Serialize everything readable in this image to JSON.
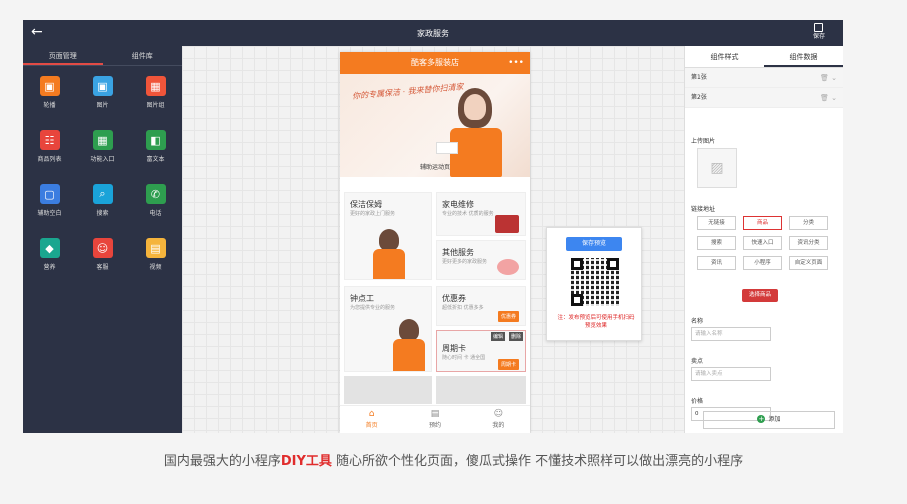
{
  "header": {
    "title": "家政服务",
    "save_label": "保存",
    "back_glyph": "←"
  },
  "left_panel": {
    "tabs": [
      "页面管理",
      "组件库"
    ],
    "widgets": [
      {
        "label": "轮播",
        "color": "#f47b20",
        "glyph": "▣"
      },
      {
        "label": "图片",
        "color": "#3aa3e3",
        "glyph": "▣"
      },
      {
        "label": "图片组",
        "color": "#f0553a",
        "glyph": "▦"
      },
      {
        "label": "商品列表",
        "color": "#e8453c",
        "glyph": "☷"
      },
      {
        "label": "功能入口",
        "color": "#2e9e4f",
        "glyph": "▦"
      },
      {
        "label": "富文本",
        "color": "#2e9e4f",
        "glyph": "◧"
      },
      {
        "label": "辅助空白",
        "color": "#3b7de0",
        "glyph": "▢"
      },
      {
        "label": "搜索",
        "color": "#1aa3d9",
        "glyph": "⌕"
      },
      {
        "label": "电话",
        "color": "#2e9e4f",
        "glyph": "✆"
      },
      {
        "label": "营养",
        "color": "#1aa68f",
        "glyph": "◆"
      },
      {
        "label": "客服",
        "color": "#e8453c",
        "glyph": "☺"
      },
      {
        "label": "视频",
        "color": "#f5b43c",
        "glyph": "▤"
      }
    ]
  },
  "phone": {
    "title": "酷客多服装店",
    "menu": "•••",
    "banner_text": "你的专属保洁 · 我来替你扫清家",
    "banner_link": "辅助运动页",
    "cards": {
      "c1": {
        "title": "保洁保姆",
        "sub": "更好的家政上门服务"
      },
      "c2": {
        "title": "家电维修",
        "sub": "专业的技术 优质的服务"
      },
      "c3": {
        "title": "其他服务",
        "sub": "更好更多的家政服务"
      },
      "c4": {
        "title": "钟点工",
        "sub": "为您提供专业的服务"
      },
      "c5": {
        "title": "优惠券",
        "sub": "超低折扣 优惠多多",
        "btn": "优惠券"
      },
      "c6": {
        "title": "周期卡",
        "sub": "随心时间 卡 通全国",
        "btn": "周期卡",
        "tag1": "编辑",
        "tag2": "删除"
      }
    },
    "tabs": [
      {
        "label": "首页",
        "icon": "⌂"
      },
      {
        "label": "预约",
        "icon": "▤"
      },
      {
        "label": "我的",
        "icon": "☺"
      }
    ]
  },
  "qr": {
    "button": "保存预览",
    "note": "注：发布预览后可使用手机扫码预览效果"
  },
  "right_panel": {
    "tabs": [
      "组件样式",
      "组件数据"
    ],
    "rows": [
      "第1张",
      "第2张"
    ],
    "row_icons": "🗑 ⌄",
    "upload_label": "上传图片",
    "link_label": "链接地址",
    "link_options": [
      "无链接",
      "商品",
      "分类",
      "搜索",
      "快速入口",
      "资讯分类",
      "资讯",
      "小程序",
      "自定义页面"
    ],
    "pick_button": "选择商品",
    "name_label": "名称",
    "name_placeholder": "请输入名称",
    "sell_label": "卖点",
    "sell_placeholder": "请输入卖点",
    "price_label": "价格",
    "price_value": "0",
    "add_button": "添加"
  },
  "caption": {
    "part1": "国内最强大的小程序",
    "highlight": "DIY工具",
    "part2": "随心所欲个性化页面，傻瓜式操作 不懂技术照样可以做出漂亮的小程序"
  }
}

- Exercise instructions -
Keep the pictures out of your copy, and repeat every entry above exactly.

- Problem solution -
Serialize everything readable in this image to JSON.
{
  "header": {
    "title": "家政服务",
    "save_label": "保存",
    "back_glyph": "←"
  },
  "left_panel": {
    "tabs": [
      "页面管理",
      "组件库"
    ],
    "widgets": [
      {
        "label": "轮播",
        "color": "#f47b20",
        "glyph": "▣"
      },
      {
        "label": "图片",
        "color": "#3aa3e3",
        "glyph": "▣"
      },
      {
        "label": "图片组",
        "color": "#f0553a",
        "glyph": "▦"
      },
      {
        "label": "商品列表",
        "color": "#e8453c",
        "glyph": "☷"
      },
      {
        "label": "功能入口",
        "color": "#2e9e4f",
        "glyph": "▦"
      },
      {
        "label": "富文本",
        "color": "#2e9e4f",
        "glyph": "◧"
      },
      {
        "label": "辅助空白",
        "color": "#3b7de0",
        "glyph": "▢"
      },
      {
        "label": "搜索",
        "color": "#1aa3d9",
        "glyph": "⌕"
      },
      {
        "label": "电话",
        "color": "#2e9e4f",
        "glyph": "✆"
      },
      {
        "label": "营养",
        "color": "#1aa68f",
        "glyph": "◆"
      },
      {
        "label": "客服",
        "color": "#e8453c",
        "glyph": "☺"
      },
      {
        "label": "视频",
        "color": "#f5b43c",
        "glyph": "▤"
      }
    ]
  },
  "phone": {
    "title": "酷客多服装店",
    "menu": "•••",
    "banner_text": "你的专属保洁 · 我来替你扫清家",
    "banner_link": "辅助运动页",
    "cards": {
      "c1": {
        "title": "保洁保姆",
        "sub": "更好的家政上门服务"
      },
      "c2": {
        "title": "家电维修",
        "sub": "专业的技术 优质的服务"
      },
      "c3": {
        "title": "其他服务",
        "sub": "更好更多的家政服务"
      },
      "c4": {
        "title": "钟点工",
        "sub": "为您提供专业的服务"
      },
      "c5": {
        "title": "优惠券",
        "sub": "超低折扣 优惠多多",
        "btn": "优惠券"
      },
      "c6": {
        "title": "周期卡",
        "sub": "随心时间 卡 通全国",
        "btn": "周期卡",
        "tag1": "编辑",
        "tag2": "删除"
      }
    },
    "tabs": [
      {
        "label": "首页",
        "icon": "⌂"
      },
      {
        "label": "预约",
        "icon": "▤"
      },
      {
        "label": "我的",
        "icon": "☺"
      }
    ]
  },
  "qr": {
    "button": "保存预览",
    "note": "注：发布预览后可使用手机扫码预览效果"
  },
  "right_panel": {
    "tabs": [
      "组件样式",
      "组件数据"
    ],
    "rows": [
      "第1张",
      "第2张"
    ],
    "row_icons": "🗑 ⌄",
    "upload_label": "上传图片",
    "link_label": "链接地址",
    "link_options": [
      "无链接",
      "商品",
      "分类",
      "搜索",
      "快速入口",
      "资讯分类",
      "资讯",
      "小程序",
      "自定义页面"
    ],
    "pick_button": "选择商品",
    "name_label": "名称",
    "name_placeholder": "请输入名称",
    "sell_label": "卖点",
    "sell_placeholder": "请输入卖点",
    "price_label": "价格",
    "price_value": "0",
    "add_button": "添加"
  },
  "caption": {
    "part1": "国内最强大的小程序",
    "highlight": "DIY工具",
    "part2": "随心所欲个性化页面，傻瓜式操作 不懂技术照样可以做出漂亮的小程序"
  }
}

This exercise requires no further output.